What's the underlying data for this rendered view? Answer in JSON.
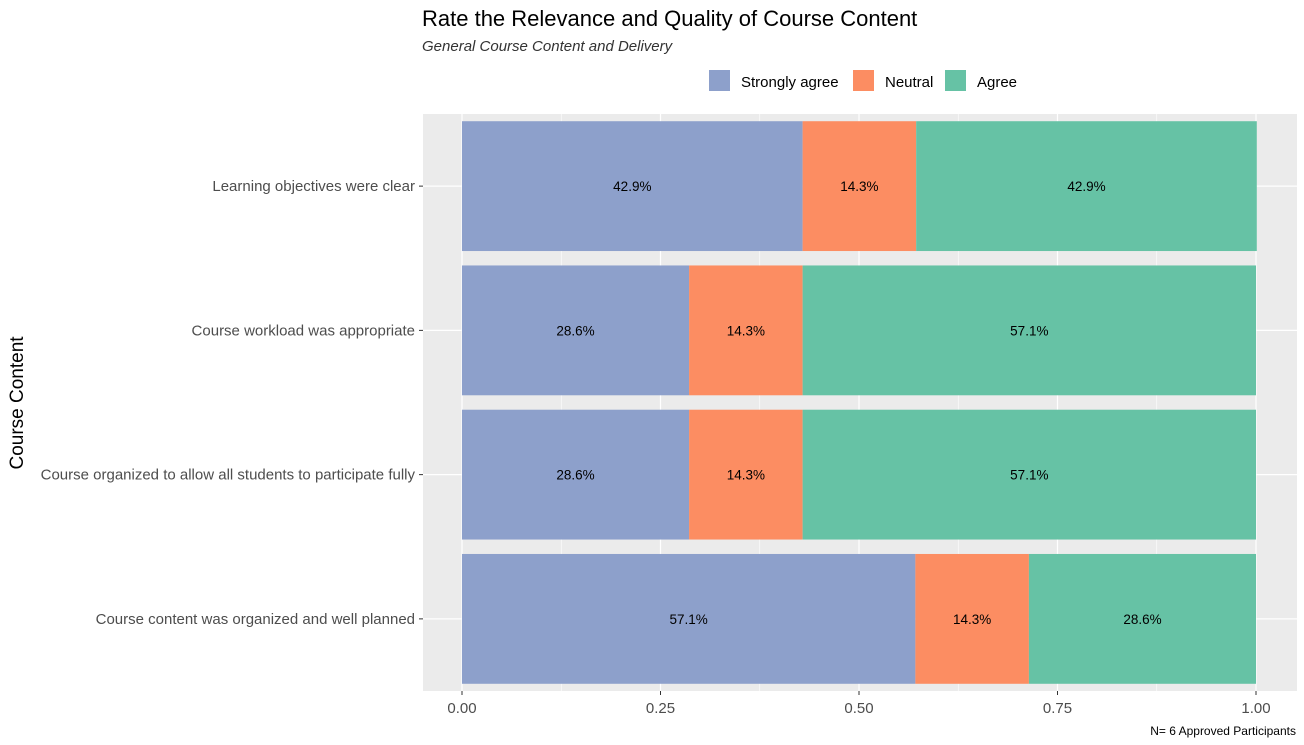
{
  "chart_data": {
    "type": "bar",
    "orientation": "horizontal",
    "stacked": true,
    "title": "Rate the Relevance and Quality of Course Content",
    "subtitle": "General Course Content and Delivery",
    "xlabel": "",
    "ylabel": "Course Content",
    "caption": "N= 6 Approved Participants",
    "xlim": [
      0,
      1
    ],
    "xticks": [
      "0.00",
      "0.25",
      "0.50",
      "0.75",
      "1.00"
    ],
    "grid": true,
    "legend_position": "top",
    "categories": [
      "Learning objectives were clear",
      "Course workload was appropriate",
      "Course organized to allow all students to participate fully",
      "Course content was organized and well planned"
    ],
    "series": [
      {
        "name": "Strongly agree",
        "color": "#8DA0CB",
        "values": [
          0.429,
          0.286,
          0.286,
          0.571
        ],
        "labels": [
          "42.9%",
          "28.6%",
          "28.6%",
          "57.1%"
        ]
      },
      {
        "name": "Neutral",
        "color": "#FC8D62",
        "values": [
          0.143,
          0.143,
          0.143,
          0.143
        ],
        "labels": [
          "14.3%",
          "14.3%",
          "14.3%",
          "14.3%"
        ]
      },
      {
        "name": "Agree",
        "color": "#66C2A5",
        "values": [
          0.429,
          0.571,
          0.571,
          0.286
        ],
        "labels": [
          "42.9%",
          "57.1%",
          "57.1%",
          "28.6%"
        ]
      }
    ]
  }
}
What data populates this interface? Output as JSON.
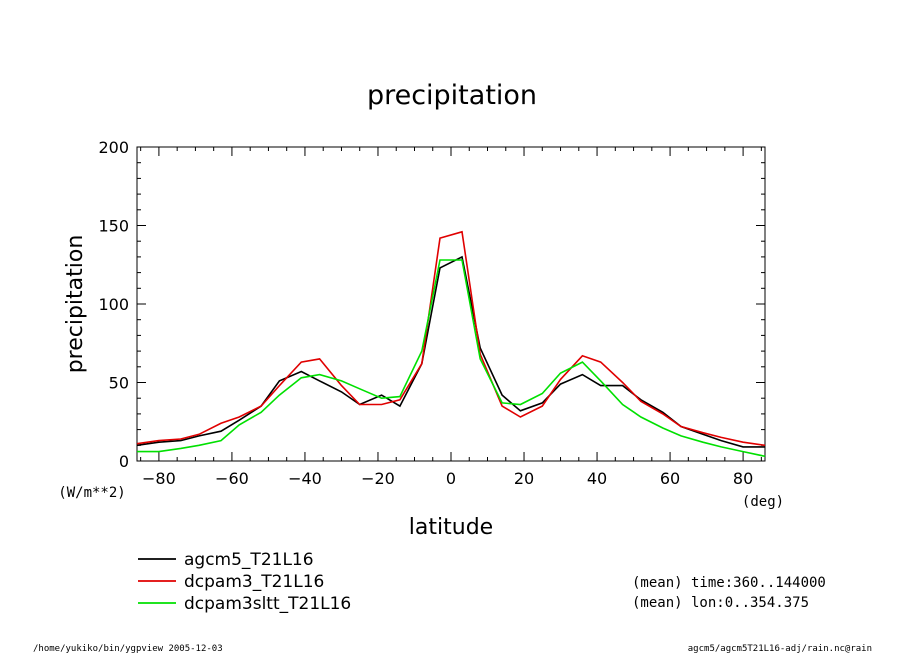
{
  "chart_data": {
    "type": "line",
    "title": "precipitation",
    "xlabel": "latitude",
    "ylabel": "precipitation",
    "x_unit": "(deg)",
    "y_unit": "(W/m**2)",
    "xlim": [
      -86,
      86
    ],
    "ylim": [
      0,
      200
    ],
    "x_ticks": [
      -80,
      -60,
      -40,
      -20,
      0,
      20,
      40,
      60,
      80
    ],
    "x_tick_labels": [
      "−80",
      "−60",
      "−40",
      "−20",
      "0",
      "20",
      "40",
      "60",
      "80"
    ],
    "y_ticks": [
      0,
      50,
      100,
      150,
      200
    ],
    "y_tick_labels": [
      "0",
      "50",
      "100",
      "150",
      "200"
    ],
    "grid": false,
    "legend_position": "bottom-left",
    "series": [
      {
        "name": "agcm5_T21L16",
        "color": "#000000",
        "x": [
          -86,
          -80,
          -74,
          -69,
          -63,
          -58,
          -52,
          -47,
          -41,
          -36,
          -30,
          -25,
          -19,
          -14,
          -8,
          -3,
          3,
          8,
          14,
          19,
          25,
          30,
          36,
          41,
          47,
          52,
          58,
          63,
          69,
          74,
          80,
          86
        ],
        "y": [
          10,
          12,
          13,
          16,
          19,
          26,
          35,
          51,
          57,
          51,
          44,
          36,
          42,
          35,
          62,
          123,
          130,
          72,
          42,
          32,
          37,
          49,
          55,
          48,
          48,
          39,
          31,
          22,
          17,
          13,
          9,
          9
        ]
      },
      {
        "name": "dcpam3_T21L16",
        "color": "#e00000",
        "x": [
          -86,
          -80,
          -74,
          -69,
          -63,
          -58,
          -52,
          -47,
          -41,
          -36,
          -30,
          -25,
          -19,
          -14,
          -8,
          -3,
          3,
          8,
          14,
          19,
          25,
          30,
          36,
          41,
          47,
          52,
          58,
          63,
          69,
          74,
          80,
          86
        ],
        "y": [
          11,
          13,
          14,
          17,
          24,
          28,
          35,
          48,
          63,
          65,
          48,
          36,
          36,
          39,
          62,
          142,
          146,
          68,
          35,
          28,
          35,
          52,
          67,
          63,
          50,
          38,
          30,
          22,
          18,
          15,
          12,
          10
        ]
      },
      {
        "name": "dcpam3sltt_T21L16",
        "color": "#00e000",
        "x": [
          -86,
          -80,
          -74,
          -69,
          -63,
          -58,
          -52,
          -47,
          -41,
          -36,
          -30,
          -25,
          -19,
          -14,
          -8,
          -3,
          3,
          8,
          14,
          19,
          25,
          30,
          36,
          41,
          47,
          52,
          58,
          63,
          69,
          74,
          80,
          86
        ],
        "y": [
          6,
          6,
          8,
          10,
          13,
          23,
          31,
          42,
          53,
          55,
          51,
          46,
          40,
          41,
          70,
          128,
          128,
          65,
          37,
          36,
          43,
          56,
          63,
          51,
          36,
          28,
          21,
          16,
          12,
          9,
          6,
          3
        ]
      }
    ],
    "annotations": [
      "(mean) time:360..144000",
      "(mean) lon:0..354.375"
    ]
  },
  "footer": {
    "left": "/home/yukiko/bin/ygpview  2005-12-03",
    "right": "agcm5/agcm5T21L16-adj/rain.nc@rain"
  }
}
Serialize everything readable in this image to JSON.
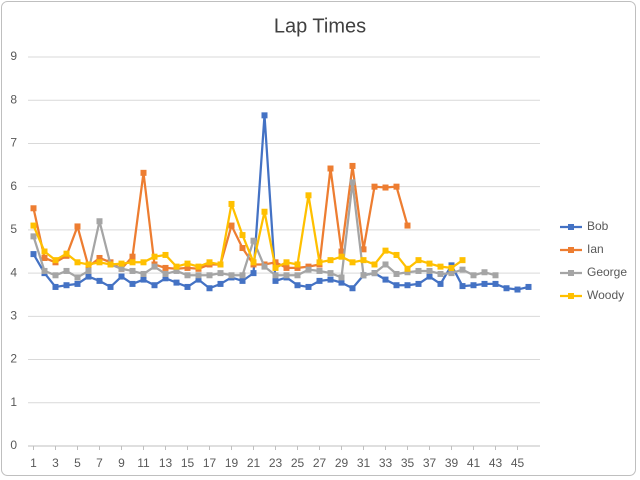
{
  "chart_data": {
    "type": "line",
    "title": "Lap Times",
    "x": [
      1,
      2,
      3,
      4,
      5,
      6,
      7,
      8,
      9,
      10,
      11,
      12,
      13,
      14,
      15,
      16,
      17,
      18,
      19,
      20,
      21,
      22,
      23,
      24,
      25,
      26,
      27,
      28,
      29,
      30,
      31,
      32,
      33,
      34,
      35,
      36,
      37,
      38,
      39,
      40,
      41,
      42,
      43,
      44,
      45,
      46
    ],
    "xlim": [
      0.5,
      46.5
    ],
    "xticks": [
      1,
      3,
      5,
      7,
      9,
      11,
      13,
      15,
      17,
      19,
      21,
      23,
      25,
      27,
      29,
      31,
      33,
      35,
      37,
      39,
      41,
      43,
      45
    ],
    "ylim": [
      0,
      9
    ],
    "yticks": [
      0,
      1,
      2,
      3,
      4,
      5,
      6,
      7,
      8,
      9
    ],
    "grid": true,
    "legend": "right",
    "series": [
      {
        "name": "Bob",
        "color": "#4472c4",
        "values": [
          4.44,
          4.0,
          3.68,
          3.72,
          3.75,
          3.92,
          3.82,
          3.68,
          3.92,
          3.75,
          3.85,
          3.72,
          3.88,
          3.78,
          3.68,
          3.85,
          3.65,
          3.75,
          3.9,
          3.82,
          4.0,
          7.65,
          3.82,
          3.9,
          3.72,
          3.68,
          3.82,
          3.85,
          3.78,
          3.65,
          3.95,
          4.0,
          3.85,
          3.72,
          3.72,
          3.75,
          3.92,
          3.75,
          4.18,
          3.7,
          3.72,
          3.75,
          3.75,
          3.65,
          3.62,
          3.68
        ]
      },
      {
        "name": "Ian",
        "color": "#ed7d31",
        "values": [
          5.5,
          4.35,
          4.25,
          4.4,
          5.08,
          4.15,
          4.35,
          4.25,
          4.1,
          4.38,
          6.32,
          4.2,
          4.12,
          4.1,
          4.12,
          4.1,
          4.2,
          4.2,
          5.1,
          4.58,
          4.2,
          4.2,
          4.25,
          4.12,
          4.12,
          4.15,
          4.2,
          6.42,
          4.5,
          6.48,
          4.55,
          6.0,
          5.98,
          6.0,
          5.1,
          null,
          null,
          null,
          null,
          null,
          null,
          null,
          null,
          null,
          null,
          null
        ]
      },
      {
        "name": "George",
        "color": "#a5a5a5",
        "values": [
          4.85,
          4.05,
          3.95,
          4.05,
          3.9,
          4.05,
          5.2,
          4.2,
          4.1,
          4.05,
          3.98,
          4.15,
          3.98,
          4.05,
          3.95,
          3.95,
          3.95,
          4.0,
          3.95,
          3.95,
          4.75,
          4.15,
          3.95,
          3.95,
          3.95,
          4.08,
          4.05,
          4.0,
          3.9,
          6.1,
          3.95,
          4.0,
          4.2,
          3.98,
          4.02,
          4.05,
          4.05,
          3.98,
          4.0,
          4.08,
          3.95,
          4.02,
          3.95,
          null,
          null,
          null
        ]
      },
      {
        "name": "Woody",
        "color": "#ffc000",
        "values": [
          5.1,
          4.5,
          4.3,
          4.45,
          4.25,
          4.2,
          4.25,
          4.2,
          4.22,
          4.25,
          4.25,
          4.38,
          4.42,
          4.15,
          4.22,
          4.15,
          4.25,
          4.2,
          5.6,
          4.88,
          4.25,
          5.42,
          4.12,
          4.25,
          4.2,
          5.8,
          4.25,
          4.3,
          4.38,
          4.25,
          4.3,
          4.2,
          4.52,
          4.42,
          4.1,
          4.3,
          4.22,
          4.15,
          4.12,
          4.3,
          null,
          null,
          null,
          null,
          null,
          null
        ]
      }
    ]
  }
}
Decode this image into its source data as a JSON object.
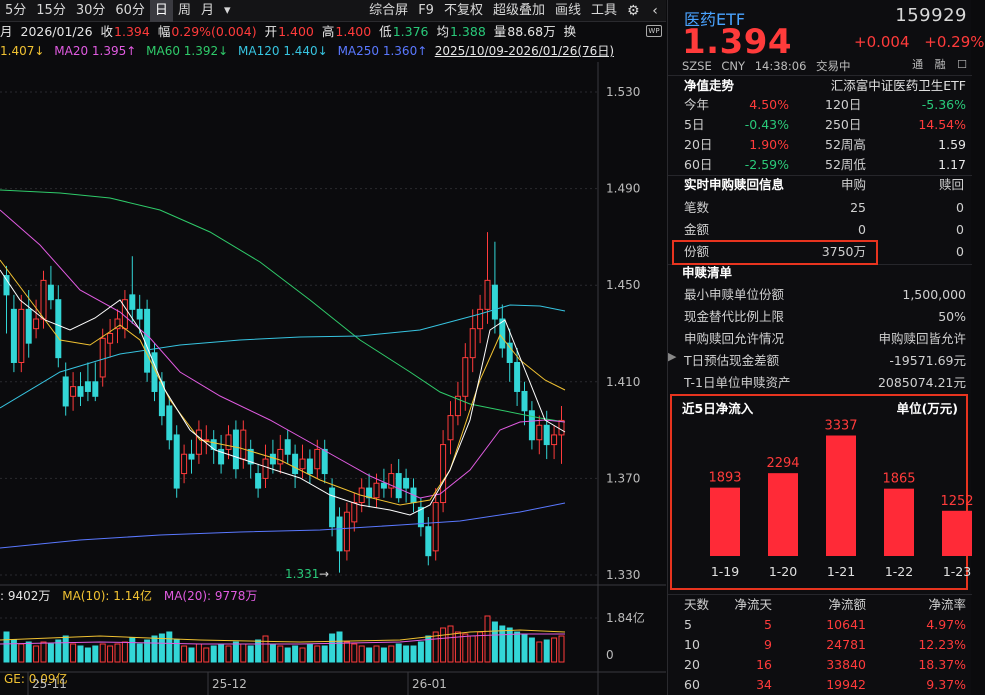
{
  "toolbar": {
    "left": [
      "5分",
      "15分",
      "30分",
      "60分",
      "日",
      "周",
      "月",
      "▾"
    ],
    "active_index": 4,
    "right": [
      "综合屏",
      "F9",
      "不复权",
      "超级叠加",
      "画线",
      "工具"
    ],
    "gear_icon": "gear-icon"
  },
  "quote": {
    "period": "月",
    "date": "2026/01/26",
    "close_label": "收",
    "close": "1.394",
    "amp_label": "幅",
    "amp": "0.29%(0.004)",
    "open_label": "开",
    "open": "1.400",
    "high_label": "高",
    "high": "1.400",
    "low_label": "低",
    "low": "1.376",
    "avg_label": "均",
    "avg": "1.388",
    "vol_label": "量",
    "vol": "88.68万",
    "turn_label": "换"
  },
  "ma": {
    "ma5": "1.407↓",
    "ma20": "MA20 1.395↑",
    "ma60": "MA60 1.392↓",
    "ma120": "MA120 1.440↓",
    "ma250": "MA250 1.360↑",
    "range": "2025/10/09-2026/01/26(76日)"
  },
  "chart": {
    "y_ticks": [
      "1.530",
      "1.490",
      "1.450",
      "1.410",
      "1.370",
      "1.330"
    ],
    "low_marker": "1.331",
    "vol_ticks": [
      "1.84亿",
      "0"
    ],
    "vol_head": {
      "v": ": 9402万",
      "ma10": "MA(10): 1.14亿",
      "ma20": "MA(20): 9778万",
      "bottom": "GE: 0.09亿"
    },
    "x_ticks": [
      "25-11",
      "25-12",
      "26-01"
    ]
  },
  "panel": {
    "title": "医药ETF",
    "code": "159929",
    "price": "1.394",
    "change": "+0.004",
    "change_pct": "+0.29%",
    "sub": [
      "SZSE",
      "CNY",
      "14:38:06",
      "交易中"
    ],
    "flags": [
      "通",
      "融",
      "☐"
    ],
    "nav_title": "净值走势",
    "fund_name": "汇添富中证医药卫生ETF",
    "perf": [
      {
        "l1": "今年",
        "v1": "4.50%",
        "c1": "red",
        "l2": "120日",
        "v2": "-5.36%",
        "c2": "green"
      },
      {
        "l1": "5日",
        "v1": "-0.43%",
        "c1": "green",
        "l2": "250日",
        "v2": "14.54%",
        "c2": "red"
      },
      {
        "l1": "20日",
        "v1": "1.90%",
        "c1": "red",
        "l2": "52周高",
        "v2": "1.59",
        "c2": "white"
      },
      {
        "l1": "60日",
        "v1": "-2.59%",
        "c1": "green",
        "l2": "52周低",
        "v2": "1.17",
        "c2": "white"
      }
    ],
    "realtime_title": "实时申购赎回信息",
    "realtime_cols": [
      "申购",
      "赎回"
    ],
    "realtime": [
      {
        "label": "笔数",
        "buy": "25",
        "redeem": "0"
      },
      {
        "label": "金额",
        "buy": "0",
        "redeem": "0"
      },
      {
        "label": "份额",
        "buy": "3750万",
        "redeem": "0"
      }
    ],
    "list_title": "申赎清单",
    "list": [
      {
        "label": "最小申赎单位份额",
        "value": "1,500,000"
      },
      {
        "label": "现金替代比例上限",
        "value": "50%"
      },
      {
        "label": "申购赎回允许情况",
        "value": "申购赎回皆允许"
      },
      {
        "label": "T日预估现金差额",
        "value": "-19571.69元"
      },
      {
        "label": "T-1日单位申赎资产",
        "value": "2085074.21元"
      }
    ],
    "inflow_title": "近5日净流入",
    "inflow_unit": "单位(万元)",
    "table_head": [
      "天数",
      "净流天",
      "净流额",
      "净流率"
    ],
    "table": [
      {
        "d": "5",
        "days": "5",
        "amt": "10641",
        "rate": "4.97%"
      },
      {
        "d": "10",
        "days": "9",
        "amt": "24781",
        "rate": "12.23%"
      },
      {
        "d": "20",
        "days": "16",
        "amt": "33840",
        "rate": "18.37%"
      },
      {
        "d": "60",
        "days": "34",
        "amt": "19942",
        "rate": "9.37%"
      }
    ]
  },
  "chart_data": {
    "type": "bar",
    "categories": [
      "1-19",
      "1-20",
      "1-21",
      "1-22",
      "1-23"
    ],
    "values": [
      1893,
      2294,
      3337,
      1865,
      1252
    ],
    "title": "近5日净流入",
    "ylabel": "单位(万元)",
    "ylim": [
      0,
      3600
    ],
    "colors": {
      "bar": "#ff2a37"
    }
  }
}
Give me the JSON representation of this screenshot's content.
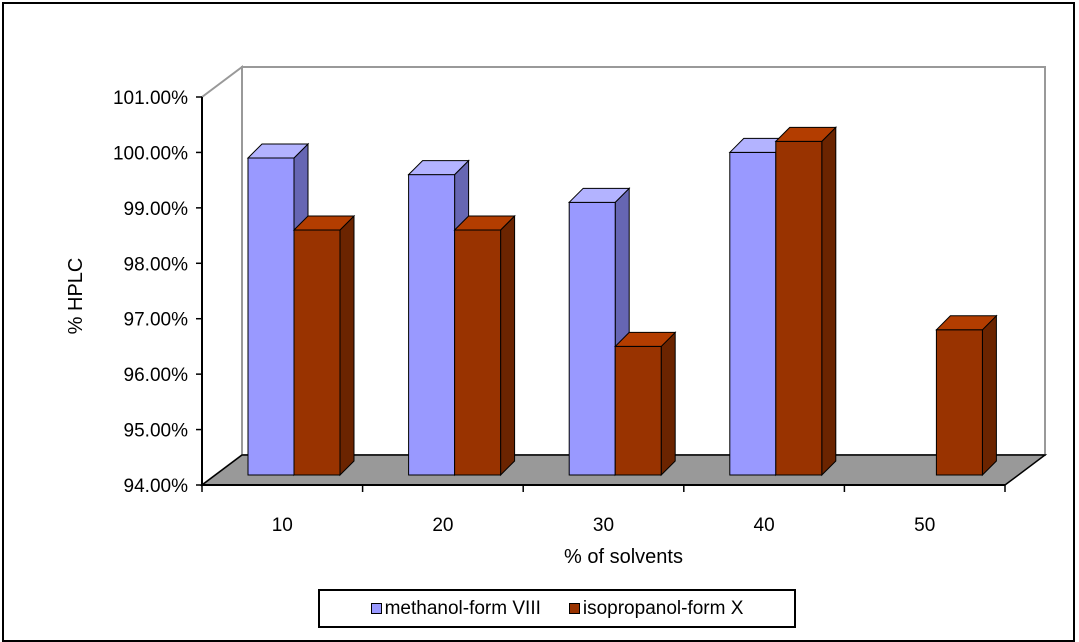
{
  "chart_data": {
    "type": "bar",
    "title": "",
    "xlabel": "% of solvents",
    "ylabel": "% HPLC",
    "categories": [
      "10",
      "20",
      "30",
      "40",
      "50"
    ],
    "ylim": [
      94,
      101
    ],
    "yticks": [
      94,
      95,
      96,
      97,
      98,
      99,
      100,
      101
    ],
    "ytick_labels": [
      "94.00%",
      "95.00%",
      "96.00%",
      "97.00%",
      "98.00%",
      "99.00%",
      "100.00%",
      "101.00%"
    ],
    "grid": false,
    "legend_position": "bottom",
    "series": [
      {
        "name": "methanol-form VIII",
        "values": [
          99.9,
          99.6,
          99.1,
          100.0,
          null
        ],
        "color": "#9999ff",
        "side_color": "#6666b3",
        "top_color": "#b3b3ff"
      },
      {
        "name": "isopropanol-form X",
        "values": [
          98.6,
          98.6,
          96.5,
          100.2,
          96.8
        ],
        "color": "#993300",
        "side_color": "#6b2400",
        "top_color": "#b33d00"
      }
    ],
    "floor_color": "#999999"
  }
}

(Task to carry out) Pass over all pictures while writing out the lines from the line with "Give me the" through the last line exactly.

(Solution to the exercise)
Give me the JSON representation of this screenshot's content.
{
  "chart_data": {
    "type": "bar",
    "title": "",
    "xlabel": "% of solvents",
    "ylabel": "% HPLC",
    "categories": [
      "10",
      "20",
      "30",
      "40",
      "50"
    ],
    "ylim": [
      94,
      101
    ],
    "yticks": [
      94,
      95,
      96,
      97,
      98,
      99,
      100,
      101
    ],
    "ytick_labels": [
      "94.00%",
      "95.00%",
      "96.00%",
      "97.00%",
      "98.00%",
      "99.00%",
      "100.00%",
      "101.00%"
    ],
    "grid": false,
    "legend_position": "bottom",
    "series": [
      {
        "name": "methanol-form VIII",
        "values": [
          99.9,
          99.6,
          99.1,
          100.0,
          null
        ],
        "color": "#9999ff",
        "side_color": "#6666b3",
        "top_color": "#b3b3ff"
      },
      {
        "name": "isopropanol-form X",
        "values": [
          98.6,
          98.6,
          96.5,
          100.2,
          96.8
        ],
        "color": "#993300",
        "side_color": "#6b2400",
        "top_color": "#b33d00"
      }
    ],
    "floor_color": "#999999"
  }
}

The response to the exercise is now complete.